* REQUEST: Find the string "Valid" in the data, then copy every line where it is found.

(Recorded data)
########################################
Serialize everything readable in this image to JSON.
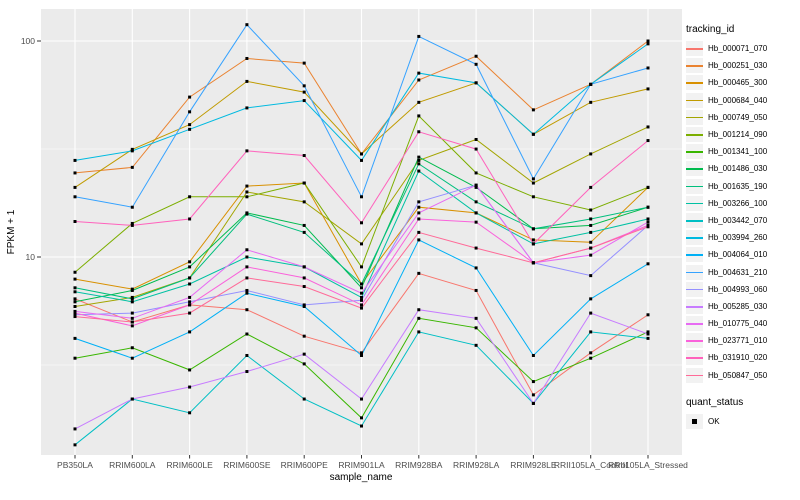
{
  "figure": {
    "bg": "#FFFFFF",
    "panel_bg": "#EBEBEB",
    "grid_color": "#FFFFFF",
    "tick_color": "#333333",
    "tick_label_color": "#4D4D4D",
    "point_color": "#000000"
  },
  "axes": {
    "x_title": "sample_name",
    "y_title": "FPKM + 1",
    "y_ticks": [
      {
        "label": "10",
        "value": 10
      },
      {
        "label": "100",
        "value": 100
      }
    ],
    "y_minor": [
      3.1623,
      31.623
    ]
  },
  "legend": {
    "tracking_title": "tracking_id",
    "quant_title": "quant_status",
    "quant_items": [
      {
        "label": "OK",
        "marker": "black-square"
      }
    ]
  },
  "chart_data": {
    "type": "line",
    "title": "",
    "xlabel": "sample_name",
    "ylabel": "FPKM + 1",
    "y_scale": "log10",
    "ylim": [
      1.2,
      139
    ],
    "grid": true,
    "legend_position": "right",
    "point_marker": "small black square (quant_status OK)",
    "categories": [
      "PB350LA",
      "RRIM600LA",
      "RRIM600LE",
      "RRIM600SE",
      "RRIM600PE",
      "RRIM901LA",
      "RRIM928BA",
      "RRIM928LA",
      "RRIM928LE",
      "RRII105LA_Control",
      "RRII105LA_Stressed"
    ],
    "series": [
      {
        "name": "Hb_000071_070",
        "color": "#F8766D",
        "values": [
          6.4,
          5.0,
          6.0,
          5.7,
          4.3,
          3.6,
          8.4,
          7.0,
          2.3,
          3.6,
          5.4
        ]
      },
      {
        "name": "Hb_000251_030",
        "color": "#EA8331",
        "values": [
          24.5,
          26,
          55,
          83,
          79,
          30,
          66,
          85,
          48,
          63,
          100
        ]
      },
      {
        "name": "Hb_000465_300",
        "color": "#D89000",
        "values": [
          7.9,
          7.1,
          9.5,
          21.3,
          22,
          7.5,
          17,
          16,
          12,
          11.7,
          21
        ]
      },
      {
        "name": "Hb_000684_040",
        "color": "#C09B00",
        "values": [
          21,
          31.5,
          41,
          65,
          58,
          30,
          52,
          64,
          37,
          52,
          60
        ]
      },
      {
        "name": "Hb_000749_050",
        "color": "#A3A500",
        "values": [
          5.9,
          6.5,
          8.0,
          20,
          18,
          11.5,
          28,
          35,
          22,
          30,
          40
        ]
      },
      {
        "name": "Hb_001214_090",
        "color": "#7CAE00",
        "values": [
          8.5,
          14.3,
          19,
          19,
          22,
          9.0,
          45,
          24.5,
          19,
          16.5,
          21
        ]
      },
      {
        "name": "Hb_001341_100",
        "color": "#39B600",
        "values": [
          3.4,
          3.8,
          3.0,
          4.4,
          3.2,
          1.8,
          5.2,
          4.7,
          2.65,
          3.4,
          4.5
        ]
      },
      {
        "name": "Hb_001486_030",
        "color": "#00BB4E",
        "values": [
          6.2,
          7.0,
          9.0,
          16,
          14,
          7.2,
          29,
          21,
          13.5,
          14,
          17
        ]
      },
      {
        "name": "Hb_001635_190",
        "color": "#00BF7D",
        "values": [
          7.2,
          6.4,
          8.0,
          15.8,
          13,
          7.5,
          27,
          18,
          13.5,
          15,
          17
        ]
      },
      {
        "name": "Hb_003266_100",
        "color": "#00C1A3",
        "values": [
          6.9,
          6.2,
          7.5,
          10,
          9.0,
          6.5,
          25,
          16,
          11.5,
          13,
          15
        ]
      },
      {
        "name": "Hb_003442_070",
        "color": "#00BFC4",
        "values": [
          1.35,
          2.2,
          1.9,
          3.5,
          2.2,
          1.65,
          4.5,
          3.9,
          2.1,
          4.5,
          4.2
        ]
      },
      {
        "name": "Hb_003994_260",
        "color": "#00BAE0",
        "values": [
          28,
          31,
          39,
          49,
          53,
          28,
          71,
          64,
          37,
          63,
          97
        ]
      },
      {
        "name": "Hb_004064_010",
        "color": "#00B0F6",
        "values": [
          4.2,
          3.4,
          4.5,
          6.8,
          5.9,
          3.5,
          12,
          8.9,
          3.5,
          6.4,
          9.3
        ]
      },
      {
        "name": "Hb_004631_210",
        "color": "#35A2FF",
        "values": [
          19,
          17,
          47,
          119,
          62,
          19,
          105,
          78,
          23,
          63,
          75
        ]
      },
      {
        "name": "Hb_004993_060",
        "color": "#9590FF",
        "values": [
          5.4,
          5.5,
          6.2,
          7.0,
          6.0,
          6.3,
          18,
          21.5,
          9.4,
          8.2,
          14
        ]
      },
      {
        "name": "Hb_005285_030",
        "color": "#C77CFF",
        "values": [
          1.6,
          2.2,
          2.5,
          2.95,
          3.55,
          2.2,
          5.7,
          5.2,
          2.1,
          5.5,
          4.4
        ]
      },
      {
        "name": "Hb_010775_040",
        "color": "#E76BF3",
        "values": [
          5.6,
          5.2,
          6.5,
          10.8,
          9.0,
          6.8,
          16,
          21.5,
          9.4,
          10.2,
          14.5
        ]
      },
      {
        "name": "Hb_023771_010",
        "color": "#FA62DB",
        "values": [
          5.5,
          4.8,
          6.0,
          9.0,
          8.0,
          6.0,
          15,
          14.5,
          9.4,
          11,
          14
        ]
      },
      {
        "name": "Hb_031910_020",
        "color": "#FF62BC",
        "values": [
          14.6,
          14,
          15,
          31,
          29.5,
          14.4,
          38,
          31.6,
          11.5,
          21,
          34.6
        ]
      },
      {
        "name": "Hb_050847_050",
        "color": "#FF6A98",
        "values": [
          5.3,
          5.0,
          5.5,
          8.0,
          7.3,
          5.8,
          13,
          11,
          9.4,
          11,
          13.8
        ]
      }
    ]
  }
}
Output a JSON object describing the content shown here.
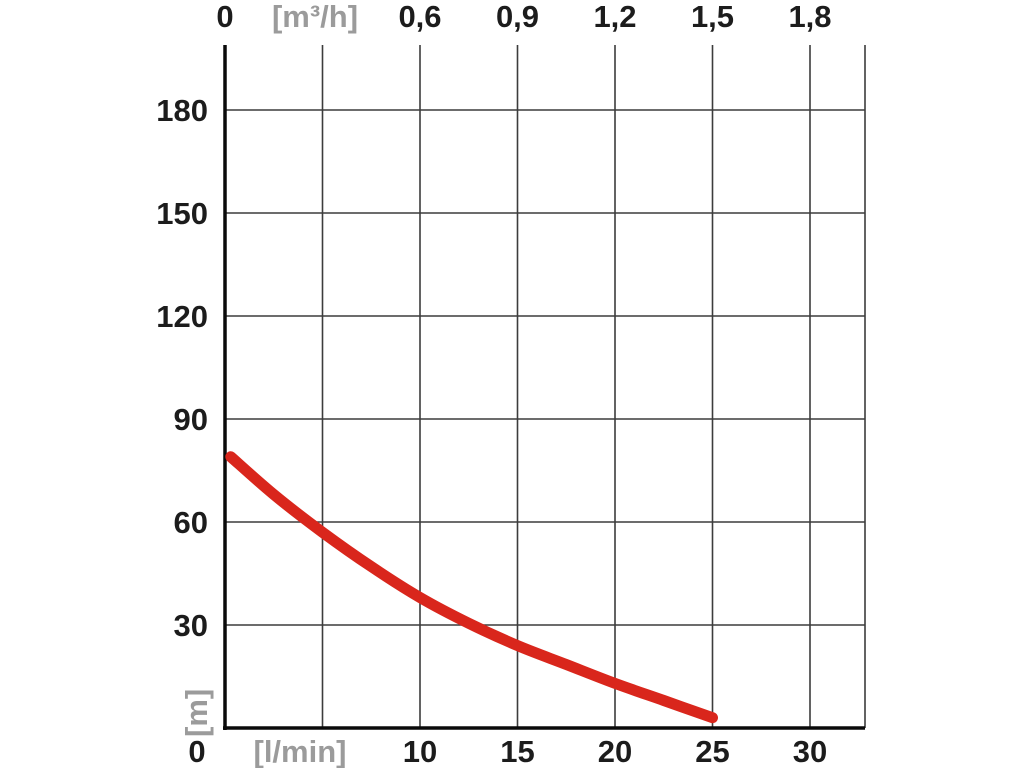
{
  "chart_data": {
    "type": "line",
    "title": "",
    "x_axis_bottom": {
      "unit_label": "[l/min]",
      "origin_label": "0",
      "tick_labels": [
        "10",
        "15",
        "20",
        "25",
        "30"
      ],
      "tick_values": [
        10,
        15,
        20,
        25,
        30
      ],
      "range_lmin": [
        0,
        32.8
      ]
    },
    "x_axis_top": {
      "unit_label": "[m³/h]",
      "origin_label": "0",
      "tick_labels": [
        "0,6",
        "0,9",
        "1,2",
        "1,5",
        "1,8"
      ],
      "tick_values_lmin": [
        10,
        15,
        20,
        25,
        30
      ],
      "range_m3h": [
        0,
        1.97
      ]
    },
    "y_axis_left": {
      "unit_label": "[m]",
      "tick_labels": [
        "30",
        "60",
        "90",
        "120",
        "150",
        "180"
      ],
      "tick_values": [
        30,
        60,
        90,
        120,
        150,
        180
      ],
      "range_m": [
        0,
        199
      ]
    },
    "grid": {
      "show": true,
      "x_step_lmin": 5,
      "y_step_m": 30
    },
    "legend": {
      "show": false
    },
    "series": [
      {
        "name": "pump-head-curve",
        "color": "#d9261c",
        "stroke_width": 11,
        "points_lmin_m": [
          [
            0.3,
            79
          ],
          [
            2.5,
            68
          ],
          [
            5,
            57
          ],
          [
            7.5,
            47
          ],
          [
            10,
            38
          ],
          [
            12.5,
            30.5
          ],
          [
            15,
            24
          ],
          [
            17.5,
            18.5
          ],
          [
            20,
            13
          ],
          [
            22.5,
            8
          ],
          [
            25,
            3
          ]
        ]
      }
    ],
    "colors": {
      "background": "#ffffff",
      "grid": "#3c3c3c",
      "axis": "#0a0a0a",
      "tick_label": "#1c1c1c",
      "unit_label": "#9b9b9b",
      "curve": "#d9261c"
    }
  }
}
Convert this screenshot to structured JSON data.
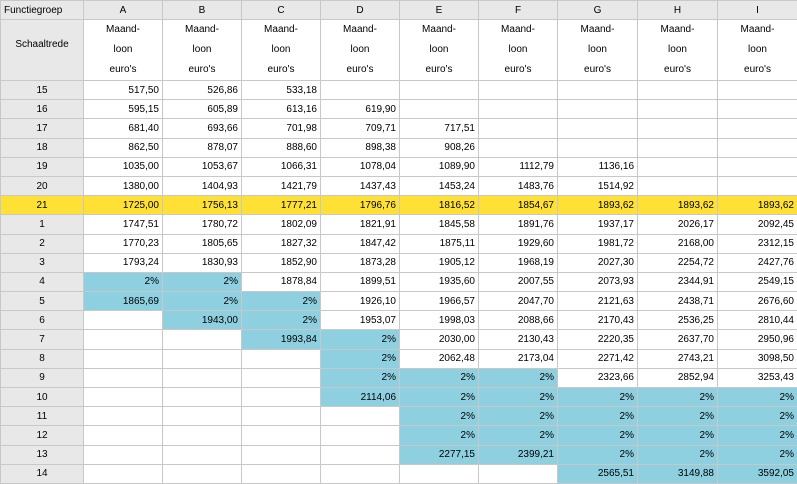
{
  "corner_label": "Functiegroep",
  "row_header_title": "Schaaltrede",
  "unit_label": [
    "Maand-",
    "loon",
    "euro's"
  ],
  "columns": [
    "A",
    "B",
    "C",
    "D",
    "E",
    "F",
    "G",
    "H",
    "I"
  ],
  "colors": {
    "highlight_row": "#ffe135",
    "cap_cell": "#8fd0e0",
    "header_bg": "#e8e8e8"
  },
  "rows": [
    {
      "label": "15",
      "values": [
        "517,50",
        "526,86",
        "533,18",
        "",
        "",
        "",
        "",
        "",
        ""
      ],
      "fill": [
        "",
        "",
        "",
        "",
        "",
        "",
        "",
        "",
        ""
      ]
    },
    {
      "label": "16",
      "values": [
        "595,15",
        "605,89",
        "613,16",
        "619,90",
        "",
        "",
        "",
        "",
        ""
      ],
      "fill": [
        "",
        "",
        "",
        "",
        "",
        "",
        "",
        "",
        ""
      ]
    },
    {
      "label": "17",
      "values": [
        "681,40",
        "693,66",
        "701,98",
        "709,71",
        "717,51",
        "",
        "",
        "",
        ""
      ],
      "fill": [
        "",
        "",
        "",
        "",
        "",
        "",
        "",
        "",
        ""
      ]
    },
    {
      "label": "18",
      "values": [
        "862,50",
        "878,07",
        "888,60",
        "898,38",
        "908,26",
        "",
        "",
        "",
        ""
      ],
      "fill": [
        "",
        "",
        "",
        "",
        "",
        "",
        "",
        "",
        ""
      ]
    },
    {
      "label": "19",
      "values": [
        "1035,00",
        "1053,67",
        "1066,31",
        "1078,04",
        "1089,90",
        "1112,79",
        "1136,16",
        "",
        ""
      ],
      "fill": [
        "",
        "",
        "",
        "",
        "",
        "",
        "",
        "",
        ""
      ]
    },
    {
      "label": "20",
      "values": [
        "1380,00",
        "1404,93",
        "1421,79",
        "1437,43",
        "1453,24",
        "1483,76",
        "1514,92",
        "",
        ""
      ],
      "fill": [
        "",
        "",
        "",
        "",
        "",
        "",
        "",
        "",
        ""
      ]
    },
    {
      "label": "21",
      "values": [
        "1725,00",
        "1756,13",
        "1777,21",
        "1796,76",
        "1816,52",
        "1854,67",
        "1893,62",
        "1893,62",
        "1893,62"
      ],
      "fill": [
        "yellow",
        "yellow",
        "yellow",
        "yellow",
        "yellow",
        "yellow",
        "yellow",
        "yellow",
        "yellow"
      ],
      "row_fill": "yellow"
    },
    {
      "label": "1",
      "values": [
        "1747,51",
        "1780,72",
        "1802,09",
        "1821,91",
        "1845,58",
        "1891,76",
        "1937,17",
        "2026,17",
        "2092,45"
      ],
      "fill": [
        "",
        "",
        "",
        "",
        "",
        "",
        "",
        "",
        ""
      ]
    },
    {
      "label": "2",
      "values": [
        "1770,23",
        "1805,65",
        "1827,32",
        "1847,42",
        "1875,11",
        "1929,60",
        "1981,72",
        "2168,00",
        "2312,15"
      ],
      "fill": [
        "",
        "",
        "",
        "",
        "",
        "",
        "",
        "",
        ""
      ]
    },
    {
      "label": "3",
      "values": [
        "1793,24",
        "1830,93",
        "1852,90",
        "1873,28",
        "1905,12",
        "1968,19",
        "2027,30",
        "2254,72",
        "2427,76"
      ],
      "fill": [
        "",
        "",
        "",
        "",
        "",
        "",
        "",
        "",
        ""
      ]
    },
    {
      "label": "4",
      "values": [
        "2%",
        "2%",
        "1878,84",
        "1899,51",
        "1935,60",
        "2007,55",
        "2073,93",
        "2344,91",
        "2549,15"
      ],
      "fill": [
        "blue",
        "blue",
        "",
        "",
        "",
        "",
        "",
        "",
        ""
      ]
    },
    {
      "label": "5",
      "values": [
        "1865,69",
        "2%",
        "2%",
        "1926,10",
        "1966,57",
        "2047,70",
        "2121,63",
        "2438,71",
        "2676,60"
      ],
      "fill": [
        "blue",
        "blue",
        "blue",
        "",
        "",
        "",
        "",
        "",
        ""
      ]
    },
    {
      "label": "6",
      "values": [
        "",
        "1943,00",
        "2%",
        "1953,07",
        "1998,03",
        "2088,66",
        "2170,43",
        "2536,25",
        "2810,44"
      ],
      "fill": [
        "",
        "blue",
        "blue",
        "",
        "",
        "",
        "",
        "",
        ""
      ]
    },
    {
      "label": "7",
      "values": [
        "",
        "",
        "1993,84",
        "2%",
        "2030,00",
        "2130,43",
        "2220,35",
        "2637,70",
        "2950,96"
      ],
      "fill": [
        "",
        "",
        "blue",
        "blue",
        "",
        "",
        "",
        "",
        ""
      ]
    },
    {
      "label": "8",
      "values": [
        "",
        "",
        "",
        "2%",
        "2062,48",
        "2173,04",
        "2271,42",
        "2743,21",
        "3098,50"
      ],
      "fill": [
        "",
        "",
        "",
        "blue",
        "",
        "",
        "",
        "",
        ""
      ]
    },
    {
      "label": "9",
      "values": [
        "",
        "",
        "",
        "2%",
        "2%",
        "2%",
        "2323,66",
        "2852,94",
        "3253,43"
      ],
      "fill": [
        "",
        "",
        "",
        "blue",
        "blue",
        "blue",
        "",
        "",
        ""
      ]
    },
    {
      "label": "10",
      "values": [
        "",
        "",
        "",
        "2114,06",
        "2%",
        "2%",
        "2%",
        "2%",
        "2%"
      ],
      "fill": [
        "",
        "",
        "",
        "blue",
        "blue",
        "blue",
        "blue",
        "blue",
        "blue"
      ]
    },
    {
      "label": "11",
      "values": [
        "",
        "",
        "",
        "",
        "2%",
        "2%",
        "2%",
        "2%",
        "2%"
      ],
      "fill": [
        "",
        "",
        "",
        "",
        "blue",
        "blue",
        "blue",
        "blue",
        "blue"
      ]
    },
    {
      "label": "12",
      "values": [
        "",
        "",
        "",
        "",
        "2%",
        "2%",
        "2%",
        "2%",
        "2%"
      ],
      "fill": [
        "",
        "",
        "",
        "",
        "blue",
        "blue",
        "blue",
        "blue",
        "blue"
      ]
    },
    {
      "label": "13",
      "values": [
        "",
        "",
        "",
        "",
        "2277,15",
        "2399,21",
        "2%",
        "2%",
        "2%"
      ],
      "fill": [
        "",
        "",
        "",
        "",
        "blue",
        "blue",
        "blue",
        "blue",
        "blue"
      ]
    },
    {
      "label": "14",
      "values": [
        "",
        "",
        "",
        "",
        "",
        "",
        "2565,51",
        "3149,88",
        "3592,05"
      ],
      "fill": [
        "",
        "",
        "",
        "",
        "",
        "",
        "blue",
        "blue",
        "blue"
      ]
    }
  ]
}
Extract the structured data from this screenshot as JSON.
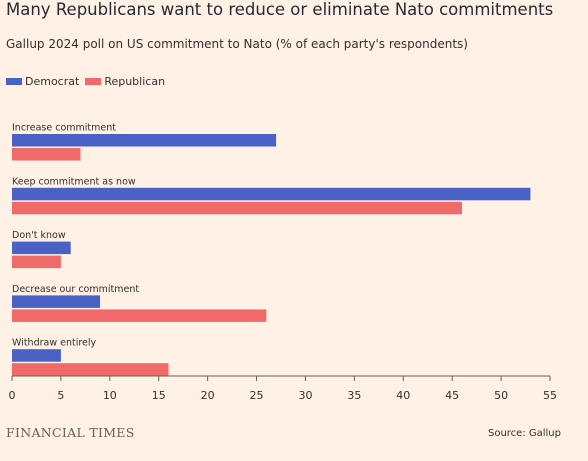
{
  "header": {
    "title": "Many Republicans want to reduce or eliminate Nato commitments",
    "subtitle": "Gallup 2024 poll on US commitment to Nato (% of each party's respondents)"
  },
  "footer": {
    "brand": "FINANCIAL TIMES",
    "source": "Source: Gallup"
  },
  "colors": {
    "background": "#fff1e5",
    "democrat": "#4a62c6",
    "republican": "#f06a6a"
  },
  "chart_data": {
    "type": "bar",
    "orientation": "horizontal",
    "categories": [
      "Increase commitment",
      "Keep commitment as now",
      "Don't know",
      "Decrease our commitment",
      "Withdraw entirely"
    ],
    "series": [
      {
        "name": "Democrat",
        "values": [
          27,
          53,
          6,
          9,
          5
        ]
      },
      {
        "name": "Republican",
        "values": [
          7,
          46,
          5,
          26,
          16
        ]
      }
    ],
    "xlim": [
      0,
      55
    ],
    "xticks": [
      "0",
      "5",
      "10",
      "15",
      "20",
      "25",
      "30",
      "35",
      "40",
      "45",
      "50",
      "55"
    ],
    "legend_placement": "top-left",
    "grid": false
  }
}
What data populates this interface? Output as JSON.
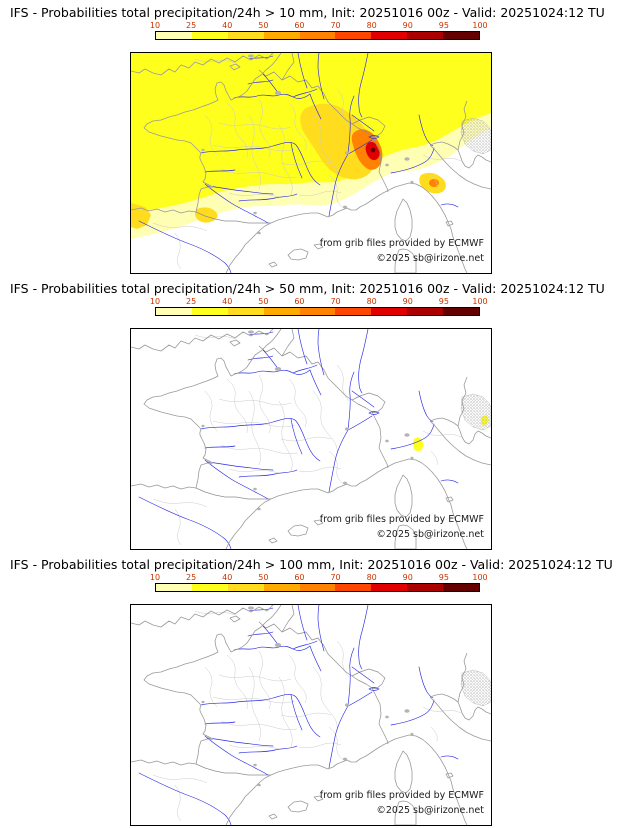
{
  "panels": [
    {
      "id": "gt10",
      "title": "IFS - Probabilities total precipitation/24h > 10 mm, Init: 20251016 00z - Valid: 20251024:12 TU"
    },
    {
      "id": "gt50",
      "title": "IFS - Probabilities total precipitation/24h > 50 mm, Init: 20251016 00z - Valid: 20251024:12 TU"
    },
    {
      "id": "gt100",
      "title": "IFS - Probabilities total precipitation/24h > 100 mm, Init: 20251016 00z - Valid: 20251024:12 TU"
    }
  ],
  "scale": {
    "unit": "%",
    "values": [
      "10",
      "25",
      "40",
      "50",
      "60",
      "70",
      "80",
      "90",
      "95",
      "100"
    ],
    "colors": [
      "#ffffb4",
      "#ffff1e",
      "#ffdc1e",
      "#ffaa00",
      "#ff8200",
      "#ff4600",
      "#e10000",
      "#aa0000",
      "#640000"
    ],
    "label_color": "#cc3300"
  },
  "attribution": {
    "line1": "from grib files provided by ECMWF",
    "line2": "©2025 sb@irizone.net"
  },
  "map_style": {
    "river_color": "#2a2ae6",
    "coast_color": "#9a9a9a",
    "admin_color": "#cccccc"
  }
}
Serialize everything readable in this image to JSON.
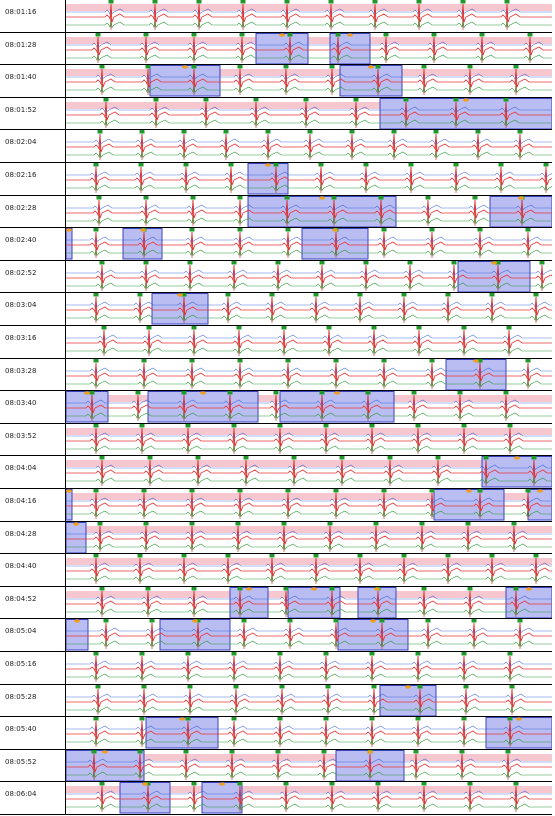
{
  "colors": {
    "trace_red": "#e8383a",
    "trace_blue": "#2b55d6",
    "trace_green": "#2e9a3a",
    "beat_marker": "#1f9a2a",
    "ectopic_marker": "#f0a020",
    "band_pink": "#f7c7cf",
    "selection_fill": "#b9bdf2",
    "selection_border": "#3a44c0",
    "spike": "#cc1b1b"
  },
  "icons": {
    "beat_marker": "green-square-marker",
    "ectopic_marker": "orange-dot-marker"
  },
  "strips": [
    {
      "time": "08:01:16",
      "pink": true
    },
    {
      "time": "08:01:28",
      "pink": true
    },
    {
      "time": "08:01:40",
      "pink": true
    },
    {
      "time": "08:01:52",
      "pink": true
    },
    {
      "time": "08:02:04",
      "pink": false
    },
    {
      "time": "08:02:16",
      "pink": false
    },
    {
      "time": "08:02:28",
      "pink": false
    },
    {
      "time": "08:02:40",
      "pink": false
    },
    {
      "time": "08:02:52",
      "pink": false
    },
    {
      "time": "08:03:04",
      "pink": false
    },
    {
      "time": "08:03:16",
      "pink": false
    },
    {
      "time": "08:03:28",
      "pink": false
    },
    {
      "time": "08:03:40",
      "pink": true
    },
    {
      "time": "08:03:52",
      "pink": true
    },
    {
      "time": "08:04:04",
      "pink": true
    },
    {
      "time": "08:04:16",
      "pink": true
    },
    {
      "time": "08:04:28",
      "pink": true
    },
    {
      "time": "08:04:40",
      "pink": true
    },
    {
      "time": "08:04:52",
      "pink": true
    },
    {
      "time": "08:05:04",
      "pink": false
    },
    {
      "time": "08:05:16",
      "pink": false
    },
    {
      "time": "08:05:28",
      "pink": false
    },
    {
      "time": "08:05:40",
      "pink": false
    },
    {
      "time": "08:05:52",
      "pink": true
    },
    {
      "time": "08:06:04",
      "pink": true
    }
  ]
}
########################################
* FULL RESPONSE:
      "title": "IFS - Probabilities total precipitation/24h > 10 mm, Init: 20251016 00z - Valid: 20251024:12 TU"
      "title": "IFS - Probabilities total precipitation/24h > 50 mm, Init: 20251016 00z - Valid: 20251024:12 TU"
      "title": "IFS - Probabilities total precipitation/24h > 100 mm, Init: 20251016 00z - Valid: 20251024:12 TU"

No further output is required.